──────── Entries shown ────────
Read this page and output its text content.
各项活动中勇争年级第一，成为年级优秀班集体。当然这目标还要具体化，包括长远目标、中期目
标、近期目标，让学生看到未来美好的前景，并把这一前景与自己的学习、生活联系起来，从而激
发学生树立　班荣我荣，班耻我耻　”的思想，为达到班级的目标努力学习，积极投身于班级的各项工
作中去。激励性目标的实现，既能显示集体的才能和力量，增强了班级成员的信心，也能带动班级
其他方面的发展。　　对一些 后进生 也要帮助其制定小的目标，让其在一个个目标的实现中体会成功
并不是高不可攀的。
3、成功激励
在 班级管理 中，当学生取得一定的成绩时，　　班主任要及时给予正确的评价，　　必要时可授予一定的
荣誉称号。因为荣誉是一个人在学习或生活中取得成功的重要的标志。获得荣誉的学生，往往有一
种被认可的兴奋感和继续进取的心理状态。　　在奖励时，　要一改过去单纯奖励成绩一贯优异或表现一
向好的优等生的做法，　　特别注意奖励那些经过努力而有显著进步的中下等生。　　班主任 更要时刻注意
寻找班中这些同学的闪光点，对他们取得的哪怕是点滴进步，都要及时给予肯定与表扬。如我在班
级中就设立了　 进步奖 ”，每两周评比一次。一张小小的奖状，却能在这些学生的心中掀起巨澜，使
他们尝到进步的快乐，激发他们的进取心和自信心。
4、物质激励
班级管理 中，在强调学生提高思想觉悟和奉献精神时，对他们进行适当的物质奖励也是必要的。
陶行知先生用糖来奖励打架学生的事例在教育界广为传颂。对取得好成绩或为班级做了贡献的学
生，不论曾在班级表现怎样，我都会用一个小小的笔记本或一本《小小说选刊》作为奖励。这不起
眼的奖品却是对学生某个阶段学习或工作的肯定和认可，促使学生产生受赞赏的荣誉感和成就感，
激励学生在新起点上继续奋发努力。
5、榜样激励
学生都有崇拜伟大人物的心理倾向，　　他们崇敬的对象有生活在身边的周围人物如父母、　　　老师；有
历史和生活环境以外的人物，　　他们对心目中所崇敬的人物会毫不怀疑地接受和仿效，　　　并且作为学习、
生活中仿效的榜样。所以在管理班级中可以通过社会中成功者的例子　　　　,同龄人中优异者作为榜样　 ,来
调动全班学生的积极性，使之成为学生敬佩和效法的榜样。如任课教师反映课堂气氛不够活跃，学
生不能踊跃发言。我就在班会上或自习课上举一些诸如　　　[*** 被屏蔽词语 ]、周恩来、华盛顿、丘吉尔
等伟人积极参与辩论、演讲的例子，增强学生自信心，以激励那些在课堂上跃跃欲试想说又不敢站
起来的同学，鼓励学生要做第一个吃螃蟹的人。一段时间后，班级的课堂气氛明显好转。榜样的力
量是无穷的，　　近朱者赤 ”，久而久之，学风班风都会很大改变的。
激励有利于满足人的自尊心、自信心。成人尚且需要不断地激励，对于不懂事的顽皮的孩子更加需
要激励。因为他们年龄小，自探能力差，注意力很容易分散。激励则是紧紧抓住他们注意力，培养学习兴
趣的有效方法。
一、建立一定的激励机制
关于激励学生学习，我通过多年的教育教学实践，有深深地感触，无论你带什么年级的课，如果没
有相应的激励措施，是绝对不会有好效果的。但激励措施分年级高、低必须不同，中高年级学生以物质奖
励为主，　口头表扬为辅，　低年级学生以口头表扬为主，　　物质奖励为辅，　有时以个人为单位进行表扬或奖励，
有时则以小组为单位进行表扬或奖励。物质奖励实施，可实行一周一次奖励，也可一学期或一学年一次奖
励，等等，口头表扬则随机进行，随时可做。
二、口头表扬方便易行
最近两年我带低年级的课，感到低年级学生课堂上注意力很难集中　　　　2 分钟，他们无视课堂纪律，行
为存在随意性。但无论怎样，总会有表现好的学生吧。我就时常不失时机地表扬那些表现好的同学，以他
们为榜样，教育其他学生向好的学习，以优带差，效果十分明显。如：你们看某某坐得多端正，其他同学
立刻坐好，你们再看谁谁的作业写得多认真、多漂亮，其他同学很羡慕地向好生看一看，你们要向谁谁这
────────
▶ [Task brief]
From the records above, report the count of lines containing "班级管理" and nothing more.

▶ [Task response]
2